--- LISTING ---
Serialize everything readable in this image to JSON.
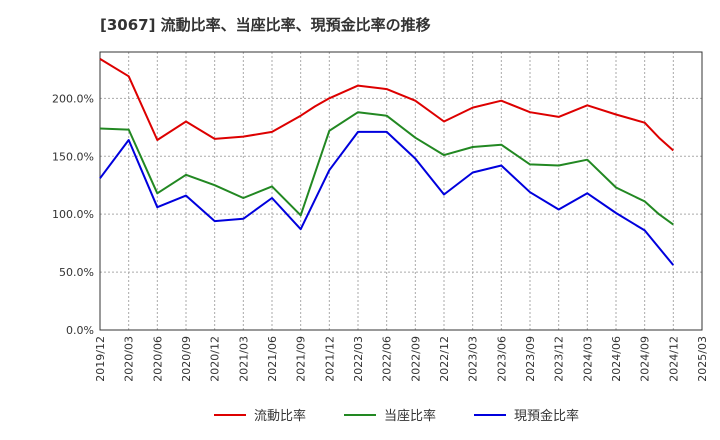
{
  "chart_data": {
    "type": "line",
    "title": "[3067]  流動比率、当座比率、現預金比率の推移",
    "xlabel": "",
    "ylabel": "",
    "ylim": [
      0,
      240
    ],
    "yticks": [
      0,
      50,
      100,
      150,
      200
    ],
    "ytick_labels": [
      "0.0%",
      "50.0%",
      "100.0%",
      "150.0%",
      "200.0%"
    ],
    "x_tick_labels": [
      "2019/12",
      "2020/03",
      "2020/06",
      "2020/09",
      "2020/12",
      "2021/03",
      "2021/06",
      "2021/09",
      "2021/12",
      "2022/03",
      "2022/06",
      "2022/09",
      "2022/12",
      "2023/03",
      "2023/06",
      "2023/09",
      "2023/12",
      "2024/03",
      "2024/06",
      "2024/09",
      "2024/12",
      "2025/03"
    ],
    "grid": true,
    "legend_position": "bottom",
    "series": [
      {
        "name": "流動比率",
        "color": "#dd0000",
        "points": [
          [
            0,
            234
          ],
          [
            1,
            219
          ],
          [
            2,
            164
          ],
          [
            3,
            180
          ],
          [
            4,
            165
          ],
          [
            5,
            167
          ],
          [
            6,
            171
          ],
          [
            7,
            185
          ],
          [
            7.5,
            193
          ],
          [
            8,
            200
          ],
          [
            9,
            211
          ],
          [
            10,
            208
          ],
          [
            11,
            198
          ],
          [
            12,
            180
          ],
          [
            13,
            192
          ],
          [
            14,
            198
          ],
          [
            15,
            188
          ],
          [
            16,
            184
          ],
          [
            17,
            194
          ],
          [
            18,
            186
          ],
          [
            19,
            179
          ],
          [
            19.5,
            166
          ],
          [
            20,
            155
          ]
        ]
      },
      {
        "name": "当座比率",
        "color": "#228822",
        "points": [
          [
            0,
            174
          ],
          [
            1,
            173
          ],
          [
            2,
            118
          ],
          [
            3,
            134
          ],
          [
            4,
            125
          ],
          [
            5,
            114
          ],
          [
            6,
            124
          ],
          [
            7,
            99
          ],
          [
            8,
            172
          ],
          [
            9,
            188
          ],
          [
            10,
            185
          ],
          [
            11,
            166
          ],
          [
            12,
            151
          ],
          [
            13,
            158
          ],
          [
            14,
            160
          ],
          [
            15,
            143
          ],
          [
            16,
            142
          ],
          [
            17,
            147
          ],
          [
            18,
            123
          ],
          [
            19,
            111
          ],
          [
            19.5,
            100
          ],
          [
            20,
            91
          ]
        ]
      },
      {
        "name": "現預金比率",
        "color": "#0000dd",
        "points": [
          [
            0,
            131
          ],
          [
            1,
            164
          ],
          [
            2,
            106
          ],
          [
            3,
            116
          ],
          [
            4,
            94
          ],
          [
            5,
            96
          ],
          [
            6,
            114
          ],
          [
            7,
            87
          ],
          [
            8,
            138
          ],
          [
            9,
            171
          ],
          [
            10,
            171
          ],
          [
            11,
            148
          ],
          [
            12,
            117
          ],
          [
            13,
            136
          ],
          [
            14,
            142
          ],
          [
            15,
            119
          ],
          [
            16,
            104
          ],
          [
            17,
            118
          ],
          [
            18,
            101
          ],
          [
            19,
            86
          ],
          [
            19.5,
            71
          ],
          [
            20,
            56
          ]
        ]
      }
    ]
  }
}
---
_TASK DIRECTIONS_
From the records given above, reproduce all text exactly and exclude each picture.

_RESULT OF THE EXERCISE_
Serialize everything readable in this image to JSON.
{
  "chart_data": {
    "type": "line",
    "title": "[3067]  流動比率、当座比率、現預金比率の推移",
    "xlabel": "",
    "ylabel": "",
    "ylim": [
      0,
      240
    ],
    "yticks": [
      0,
      50,
      100,
      150,
      200
    ],
    "ytick_labels": [
      "0.0%",
      "50.0%",
      "100.0%",
      "150.0%",
      "200.0%"
    ],
    "x_tick_labels": [
      "2019/12",
      "2020/03",
      "2020/06",
      "2020/09",
      "2020/12",
      "2021/03",
      "2021/06",
      "2021/09",
      "2021/12",
      "2022/03",
      "2022/06",
      "2022/09",
      "2022/12",
      "2023/03",
      "2023/06",
      "2023/09",
      "2023/12",
      "2024/03",
      "2024/06",
      "2024/09",
      "2024/12",
      "2025/03"
    ],
    "grid": true,
    "legend_position": "bottom",
    "series": [
      {
        "name": "流動比率",
        "color": "#dd0000",
        "points": [
          [
            0,
            234
          ],
          [
            1,
            219
          ],
          [
            2,
            164
          ],
          [
            3,
            180
          ],
          [
            4,
            165
          ],
          [
            5,
            167
          ],
          [
            6,
            171
          ],
          [
            7,
            185
          ],
          [
            7.5,
            193
          ],
          [
            8,
            200
          ],
          [
            9,
            211
          ],
          [
            10,
            208
          ],
          [
            11,
            198
          ],
          [
            12,
            180
          ],
          [
            13,
            192
          ],
          [
            14,
            198
          ],
          [
            15,
            188
          ],
          [
            16,
            184
          ],
          [
            17,
            194
          ],
          [
            18,
            186
          ],
          [
            19,
            179
          ],
          [
            19.5,
            166
          ],
          [
            20,
            155
          ]
        ]
      },
      {
        "name": "当座比率",
        "color": "#228822",
        "points": [
          [
            0,
            174
          ],
          [
            1,
            173
          ],
          [
            2,
            118
          ],
          [
            3,
            134
          ],
          [
            4,
            125
          ],
          [
            5,
            114
          ],
          [
            6,
            124
          ],
          [
            7,
            99
          ],
          [
            8,
            172
          ],
          [
            9,
            188
          ],
          [
            10,
            185
          ],
          [
            11,
            166
          ],
          [
            12,
            151
          ],
          [
            13,
            158
          ],
          [
            14,
            160
          ],
          [
            15,
            143
          ],
          [
            16,
            142
          ],
          [
            17,
            147
          ],
          [
            18,
            123
          ],
          [
            19,
            111
          ],
          [
            19.5,
            100
          ],
          [
            20,
            91
          ]
        ]
      },
      {
        "name": "現預金比率",
        "color": "#0000dd",
        "points": [
          [
            0,
            131
          ],
          [
            1,
            164
          ],
          [
            2,
            106
          ],
          [
            3,
            116
          ],
          [
            4,
            94
          ],
          [
            5,
            96
          ],
          [
            6,
            114
          ],
          [
            7,
            87
          ],
          [
            8,
            138
          ],
          [
            9,
            171
          ],
          [
            10,
            171
          ],
          [
            11,
            148
          ],
          [
            12,
            117
          ],
          [
            13,
            136
          ],
          [
            14,
            142
          ],
          [
            15,
            119
          ],
          [
            16,
            104
          ],
          [
            17,
            118
          ],
          [
            18,
            101
          ],
          [
            19,
            86
          ],
          [
            19.5,
            71
          ],
          [
            20,
            56
          ]
        ]
      }
    ]
  }
}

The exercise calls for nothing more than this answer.